**Goal of the exercise:** Transcribe all of the material exactly. Any picture in it should be left out.

**Entries supplied:**

━━━━━━━━

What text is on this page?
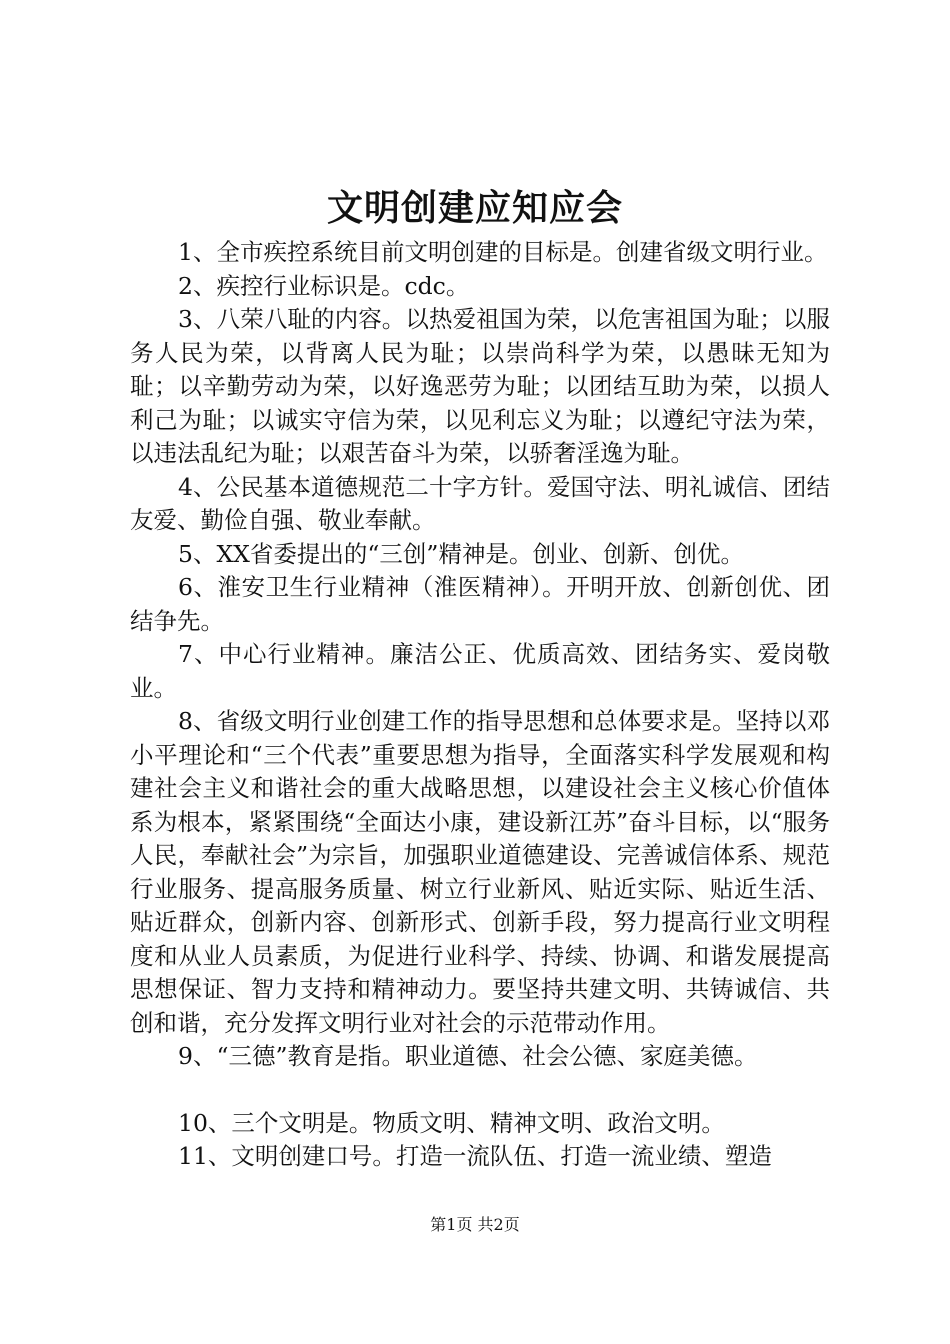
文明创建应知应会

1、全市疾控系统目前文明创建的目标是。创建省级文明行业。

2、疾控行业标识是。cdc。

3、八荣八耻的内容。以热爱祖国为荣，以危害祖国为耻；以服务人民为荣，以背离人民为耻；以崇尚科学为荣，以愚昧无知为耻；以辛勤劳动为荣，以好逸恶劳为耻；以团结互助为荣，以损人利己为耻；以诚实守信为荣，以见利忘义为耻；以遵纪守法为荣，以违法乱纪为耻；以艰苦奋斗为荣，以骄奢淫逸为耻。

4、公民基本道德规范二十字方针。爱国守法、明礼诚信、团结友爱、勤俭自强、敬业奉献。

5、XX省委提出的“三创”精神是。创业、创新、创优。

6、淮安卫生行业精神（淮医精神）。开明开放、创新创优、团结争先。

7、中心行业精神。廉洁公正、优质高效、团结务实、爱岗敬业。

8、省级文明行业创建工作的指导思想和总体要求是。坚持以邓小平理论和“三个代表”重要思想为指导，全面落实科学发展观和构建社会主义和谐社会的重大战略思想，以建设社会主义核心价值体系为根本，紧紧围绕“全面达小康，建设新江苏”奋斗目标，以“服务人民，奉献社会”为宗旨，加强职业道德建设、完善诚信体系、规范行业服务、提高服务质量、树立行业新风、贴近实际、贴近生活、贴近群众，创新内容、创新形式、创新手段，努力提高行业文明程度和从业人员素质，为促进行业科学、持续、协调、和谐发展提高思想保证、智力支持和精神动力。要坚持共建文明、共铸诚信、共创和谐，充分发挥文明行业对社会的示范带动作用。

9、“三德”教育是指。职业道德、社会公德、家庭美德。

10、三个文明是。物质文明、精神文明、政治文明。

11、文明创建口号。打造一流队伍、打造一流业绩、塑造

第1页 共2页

━━━━━━━━

**Result below:**
What text is on this page?
文明创建应知应会

1、全市疾控系统目前文明创建的目标是。创建省级文明行业。

2、疾控行业标识是。cdc。

3、八荣八耻的内容。以热爱祖国为荣，以危害祖国为耻；以服务人民为荣，以背离人民为耻；以崇尚科学为荣，以愚昧无知为耻；以辛勤劳动为荣，以好逸恶劳为耻；以团结互助为荣，以损人利己为耻；以诚实守信为荣，以见利忘义为耻；以遵纪守法为荣，以违法乱纪为耻；以艰苦奋斗为荣，以骄奢淫逸为耻。

4、公民基本道德规范二十字方针。爱国守法、明礼诚信、团结友爱、勤俭自强、敬业奉献。

5、XX省委提出的“三创”精神是。创业、创新、创优。

6、淮安卫生行业精神（淮医精神）。开明开放、创新创优、团结争先。

7、中心行业精神。廉洁公正、优质高效、团结务实、爱岗敬业。

8、省级文明行业创建工作的指导思想和总体要求是。坚持以邓小平理论和“三个代表”重要思想为指导，全面落实科学发展观和构建社会主义和谐社会的重大战略思想，以建设社会主义核心价值体系为根本，紧紧围绕“全面达小康，建设新江苏”奋斗目标，以“服务人民，奉献社会”为宗旨，加强职业道德建设、完善诚信体系、规范行业服务、提高服务质量、树立行业新风、贴近实际、贴近生活、贴近群众，创新内容、创新形式、创新手段，努力提高行业文明程度和从业人员素质，为促进行业科学、持续、协调、和谐发展提高思想保证、智力支持和精神动力。要坚持共建文明、共铸诚信、共创和谐，充分发挥文明行业对社会的示范带动作用。

9、“三德”教育是指。职业道德、社会公德、家庭美德。

10、三个文明是。物质文明、精神文明、政治文明。

11、文明创建口号。打造一流队伍、打造一流业绩、塑造

第1页 共2页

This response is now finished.